** What is needed **
Drop all images and give the records again exactly.

** Figure data in JSON **
________

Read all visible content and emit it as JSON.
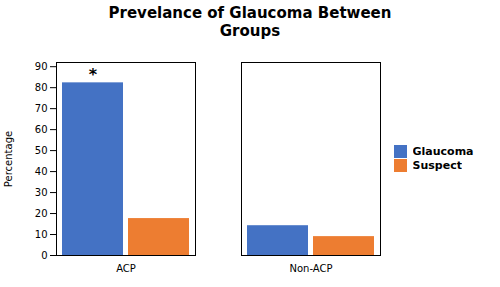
{
  "chart_data": {
    "type": "bar",
    "title": "Prevelance of Glaucoma Between\nGroups",
    "ylabel": "Percentage",
    "categories": [
      "ACP",
      "Non-ACP"
    ],
    "series": [
      {
        "name": "Glaucoma",
        "color": "#4472C4",
        "values": [
          82.3,
          14.2
        ]
      },
      {
        "name": "Suspect",
        "color": "#ED7D31",
        "values": [
          17.6,
          9.0
        ]
      }
    ],
    "ylim": [
      0,
      92
    ],
    "yticks": [
      0,
      10,
      20,
      30,
      40,
      50,
      60,
      70,
      80,
      90
    ],
    "grid": false,
    "legend": "right",
    "annotations": [
      {
        "text": "*",
        "category": "ACP",
        "series": "Glaucoma"
      }
    ]
  }
}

________

** Answer for this exercise **
Read all visible content and emit it as JSON.
{
  "chart_data": {
    "type": "bar",
    "title": "Prevelance of Glaucoma Between\nGroups",
    "ylabel": "Percentage",
    "categories": [
      "ACP",
      "Non-ACP"
    ],
    "series": [
      {
        "name": "Glaucoma",
        "color": "#4472C4",
        "values": [
          82.3,
          14.2
        ]
      },
      {
        "name": "Suspect",
        "color": "#ED7D31",
        "values": [
          17.6,
          9.0
        ]
      }
    ],
    "ylim": [
      0,
      92
    ],
    "yticks": [
      0,
      10,
      20,
      30,
      40,
      50,
      60,
      70,
      80,
      90
    ],
    "grid": false,
    "legend": "right",
    "annotations": [
      {
        "text": "*",
        "category": "ACP",
        "series": "Glaucoma"
      }
    ]
  }
}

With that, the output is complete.